Start
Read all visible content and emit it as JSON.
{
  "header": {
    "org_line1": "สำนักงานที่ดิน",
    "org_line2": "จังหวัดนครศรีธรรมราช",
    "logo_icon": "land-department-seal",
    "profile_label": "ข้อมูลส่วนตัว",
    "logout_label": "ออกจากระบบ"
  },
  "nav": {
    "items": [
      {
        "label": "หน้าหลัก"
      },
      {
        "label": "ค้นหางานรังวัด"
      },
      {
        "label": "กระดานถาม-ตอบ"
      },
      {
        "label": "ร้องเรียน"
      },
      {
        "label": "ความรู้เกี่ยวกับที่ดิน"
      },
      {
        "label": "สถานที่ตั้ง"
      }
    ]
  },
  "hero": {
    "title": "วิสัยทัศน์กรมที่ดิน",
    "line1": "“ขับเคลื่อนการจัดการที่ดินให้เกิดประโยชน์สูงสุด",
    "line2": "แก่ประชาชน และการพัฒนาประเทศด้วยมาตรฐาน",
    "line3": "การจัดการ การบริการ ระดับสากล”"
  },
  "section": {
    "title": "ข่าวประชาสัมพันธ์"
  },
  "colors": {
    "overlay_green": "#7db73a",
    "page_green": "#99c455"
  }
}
End
Job →
Reproduce the material above, every line of it, exactly.

Right answer →
Read all visible content and emit it as JSON.
{
  "header": {
    "org_line1": "สำนักงานที่ดิน",
    "org_line2": "จังหวัดนครศรีธรรมราช",
    "logo_icon": "land-department-seal",
    "profile_label": "ข้อมูลส่วนตัว",
    "logout_label": "ออกจากระบบ"
  },
  "nav": {
    "items": [
      {
        "label": "หน้าหลัก"
      },
      {
        "label": "ค้นหางานรังวัด"
      },
      {
        "label": "กระดานถาม-ตอบ"
      },
      {
        "label": "ร้องเรียน"
      },
      {
        "label": "ความรู้เกี่ยวกับที่ดิน"
      },
      {
        "label": "สถานที่ตั้ง"
      }
    ]
  },
  "hero": {
    "title": "วิสัยทัศน์กรมที่ดิน",
    "line1": "“ขับเคลื่อนการจัดการที่ดินให้เกิดประโยชน์สูงสุด",
    "line2": "แก่ประชาชน และการพัฒนาประเทศด้วยมาตรฐาน",
    "line3": "การจัดการ การบริการ ระดับสากล”"
  },
  "section": {
    "title": "ข่าวประชาสัมพันธ์"
  },
  "colors": {
    "overlay_green": "#7db73a",
    "page_green": "#99c455"
  }
}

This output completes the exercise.